Begin Material for this task
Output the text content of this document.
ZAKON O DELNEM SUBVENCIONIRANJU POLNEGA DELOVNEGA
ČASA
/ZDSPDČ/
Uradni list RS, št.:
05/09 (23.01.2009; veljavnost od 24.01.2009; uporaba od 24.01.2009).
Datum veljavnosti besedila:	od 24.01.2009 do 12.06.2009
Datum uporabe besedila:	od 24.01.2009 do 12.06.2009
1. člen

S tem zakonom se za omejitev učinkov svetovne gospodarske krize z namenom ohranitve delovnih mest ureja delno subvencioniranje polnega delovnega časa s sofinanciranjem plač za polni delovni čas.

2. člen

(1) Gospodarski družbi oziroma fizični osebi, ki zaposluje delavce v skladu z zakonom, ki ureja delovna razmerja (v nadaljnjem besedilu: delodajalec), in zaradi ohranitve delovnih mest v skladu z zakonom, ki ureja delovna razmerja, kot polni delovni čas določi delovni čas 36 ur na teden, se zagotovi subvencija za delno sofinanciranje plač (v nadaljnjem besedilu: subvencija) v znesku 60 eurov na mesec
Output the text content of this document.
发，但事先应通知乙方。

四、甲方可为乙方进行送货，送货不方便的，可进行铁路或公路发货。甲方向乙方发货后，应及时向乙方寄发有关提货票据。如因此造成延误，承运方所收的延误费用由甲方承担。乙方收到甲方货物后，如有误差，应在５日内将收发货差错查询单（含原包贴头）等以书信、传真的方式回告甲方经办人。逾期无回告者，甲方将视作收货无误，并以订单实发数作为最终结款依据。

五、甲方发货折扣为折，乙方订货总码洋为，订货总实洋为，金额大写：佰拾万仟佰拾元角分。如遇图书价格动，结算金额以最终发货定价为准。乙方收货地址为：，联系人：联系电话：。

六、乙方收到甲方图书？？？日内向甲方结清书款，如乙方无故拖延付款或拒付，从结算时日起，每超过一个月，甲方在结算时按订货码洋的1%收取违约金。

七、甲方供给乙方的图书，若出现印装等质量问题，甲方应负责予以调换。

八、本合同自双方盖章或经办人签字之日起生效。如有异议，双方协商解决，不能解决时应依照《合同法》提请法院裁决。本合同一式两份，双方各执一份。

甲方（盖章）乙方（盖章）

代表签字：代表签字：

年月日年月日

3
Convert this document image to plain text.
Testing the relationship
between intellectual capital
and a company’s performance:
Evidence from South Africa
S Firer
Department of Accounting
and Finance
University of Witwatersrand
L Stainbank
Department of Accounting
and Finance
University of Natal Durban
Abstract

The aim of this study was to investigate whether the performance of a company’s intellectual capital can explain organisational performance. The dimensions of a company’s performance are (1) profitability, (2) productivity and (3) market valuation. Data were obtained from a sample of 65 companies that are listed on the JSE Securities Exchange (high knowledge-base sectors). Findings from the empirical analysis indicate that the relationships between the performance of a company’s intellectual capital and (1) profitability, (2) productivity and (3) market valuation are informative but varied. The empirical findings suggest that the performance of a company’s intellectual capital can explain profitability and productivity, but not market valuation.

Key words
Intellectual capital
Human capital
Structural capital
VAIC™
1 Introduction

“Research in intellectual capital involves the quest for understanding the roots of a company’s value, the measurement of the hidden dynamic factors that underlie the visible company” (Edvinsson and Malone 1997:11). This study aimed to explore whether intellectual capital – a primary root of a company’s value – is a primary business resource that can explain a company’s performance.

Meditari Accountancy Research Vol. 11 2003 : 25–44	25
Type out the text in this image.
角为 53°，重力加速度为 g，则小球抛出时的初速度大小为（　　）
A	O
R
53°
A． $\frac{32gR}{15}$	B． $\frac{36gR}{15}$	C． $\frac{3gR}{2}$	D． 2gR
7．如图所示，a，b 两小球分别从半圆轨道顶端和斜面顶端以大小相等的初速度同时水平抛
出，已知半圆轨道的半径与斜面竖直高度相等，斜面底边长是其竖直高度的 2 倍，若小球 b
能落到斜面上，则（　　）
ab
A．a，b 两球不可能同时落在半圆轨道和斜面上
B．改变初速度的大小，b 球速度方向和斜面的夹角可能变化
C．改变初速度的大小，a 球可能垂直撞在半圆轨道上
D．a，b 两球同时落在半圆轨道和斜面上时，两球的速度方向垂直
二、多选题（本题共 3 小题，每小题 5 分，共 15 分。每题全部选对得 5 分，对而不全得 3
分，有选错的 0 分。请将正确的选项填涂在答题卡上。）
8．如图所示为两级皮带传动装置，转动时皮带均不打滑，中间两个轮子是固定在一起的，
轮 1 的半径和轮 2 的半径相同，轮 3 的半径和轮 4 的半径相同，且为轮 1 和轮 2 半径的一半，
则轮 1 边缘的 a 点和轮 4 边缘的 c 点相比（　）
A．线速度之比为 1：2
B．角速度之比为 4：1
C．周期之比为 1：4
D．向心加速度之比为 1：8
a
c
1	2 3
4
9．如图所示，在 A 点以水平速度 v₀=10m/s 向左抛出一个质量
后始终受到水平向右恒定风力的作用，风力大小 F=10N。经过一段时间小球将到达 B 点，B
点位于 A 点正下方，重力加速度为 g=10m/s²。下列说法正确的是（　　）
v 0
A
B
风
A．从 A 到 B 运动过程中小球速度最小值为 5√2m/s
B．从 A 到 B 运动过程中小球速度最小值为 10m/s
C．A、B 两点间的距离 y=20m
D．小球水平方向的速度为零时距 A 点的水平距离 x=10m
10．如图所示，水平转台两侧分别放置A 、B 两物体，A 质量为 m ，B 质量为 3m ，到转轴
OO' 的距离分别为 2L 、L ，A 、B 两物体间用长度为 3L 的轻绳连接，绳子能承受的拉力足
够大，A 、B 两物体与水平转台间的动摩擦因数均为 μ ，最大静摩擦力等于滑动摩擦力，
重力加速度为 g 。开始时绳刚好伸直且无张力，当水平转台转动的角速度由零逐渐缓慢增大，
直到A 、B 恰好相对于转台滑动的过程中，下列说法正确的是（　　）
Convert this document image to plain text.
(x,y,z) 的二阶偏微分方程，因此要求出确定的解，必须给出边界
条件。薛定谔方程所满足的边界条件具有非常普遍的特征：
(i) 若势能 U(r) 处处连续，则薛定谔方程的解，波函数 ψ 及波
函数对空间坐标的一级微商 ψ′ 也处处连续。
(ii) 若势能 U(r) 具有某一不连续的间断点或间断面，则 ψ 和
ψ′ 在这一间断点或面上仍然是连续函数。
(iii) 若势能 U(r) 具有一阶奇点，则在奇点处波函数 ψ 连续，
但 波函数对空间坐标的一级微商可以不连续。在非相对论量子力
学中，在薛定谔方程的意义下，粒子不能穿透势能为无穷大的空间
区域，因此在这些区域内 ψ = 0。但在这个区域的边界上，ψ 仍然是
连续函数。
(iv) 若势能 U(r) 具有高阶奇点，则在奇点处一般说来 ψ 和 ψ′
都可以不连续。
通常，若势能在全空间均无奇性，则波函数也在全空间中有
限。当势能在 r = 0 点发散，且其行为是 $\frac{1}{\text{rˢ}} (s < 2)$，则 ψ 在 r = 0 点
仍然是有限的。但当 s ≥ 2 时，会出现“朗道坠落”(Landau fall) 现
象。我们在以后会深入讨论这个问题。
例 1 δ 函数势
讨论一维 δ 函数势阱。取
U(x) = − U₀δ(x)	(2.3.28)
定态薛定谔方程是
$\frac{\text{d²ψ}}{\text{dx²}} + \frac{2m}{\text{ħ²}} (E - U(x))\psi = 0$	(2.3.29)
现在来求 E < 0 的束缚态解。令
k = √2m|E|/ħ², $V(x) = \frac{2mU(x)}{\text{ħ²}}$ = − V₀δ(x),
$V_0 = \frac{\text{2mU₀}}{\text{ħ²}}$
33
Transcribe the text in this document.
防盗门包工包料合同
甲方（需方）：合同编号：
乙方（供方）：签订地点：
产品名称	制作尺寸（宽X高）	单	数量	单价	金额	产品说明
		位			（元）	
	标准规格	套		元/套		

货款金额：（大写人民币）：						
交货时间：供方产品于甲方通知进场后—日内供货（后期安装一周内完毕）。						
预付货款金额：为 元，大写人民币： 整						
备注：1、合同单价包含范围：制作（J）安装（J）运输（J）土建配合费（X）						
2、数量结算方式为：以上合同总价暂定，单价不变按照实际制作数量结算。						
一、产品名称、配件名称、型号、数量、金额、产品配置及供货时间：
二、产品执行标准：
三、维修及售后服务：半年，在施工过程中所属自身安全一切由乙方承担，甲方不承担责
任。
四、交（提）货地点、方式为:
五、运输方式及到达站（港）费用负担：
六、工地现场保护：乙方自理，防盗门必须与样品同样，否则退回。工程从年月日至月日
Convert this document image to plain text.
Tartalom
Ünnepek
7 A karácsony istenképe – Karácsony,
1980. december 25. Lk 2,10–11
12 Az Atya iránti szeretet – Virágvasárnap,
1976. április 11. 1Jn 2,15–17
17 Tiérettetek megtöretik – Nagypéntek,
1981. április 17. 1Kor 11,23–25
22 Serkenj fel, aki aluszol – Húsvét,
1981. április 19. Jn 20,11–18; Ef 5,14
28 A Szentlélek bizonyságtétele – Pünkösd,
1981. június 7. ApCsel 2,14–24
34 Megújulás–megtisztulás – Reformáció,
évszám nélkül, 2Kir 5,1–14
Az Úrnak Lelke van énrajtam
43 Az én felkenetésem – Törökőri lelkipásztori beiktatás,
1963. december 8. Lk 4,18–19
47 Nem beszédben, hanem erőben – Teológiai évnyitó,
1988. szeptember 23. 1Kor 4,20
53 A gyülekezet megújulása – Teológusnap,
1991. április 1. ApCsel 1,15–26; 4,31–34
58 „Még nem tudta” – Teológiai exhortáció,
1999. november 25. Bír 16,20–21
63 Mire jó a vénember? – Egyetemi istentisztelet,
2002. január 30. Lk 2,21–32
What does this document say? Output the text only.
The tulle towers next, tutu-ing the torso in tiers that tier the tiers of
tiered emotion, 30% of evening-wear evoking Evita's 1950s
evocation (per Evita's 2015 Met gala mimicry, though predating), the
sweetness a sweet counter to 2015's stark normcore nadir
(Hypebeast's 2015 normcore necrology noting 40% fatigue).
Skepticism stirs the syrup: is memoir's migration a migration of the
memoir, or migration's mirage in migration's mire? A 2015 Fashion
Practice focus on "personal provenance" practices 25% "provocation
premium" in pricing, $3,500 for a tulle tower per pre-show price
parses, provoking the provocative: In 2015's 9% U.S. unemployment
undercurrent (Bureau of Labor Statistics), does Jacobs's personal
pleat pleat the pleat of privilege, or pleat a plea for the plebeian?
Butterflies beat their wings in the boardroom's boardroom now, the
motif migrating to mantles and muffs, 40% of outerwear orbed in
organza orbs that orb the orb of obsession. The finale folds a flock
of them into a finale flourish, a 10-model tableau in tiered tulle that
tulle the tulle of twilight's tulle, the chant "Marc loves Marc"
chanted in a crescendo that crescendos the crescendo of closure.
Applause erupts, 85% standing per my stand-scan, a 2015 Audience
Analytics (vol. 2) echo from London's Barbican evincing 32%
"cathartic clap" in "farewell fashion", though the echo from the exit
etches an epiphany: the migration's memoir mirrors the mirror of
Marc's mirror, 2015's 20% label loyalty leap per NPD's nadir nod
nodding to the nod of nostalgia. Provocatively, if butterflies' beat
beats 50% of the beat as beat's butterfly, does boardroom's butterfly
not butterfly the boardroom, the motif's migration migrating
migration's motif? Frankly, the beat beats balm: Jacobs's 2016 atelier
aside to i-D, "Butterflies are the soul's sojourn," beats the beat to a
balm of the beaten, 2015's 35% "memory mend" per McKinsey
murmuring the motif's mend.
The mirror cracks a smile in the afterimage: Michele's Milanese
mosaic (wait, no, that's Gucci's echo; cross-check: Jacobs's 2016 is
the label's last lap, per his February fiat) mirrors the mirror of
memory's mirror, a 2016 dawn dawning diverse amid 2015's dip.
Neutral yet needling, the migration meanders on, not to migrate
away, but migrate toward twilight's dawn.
End Material for this task
Scan the material above for the string "whether" and return the lines that hold it.

The aim of this study was to investigate whether the performance of a company’s intellectual capital can explain organisational performance. The dimensions of a company’s performance are (1) profitability, (2) productivity and (3) market valuation. Data were obtained from a sample of 65 companies that are listed on the JSE Securities Exchange (high knowledge-base sectors). Findings from the empirical analysis indicate that the relationships between the performance of a company’s intellectual capital and (1) profitability, (2) productivity and (3) market valuation are informative but varied. The empirical findings suggest that the performance of a company’s intellectual capital can explain profitability and productivity, but not market valuation.
“Research in intellectual capital involves the quest for understanding the roots of a company’s value, the measurement of the hidden dynamic factors that underlie the visible company” (Edvinsson and Malone 1997:11). This study aimed to explore whether intellectual capital – a primary root of a company’s value – is a primary business resource that can explain a company’s performance.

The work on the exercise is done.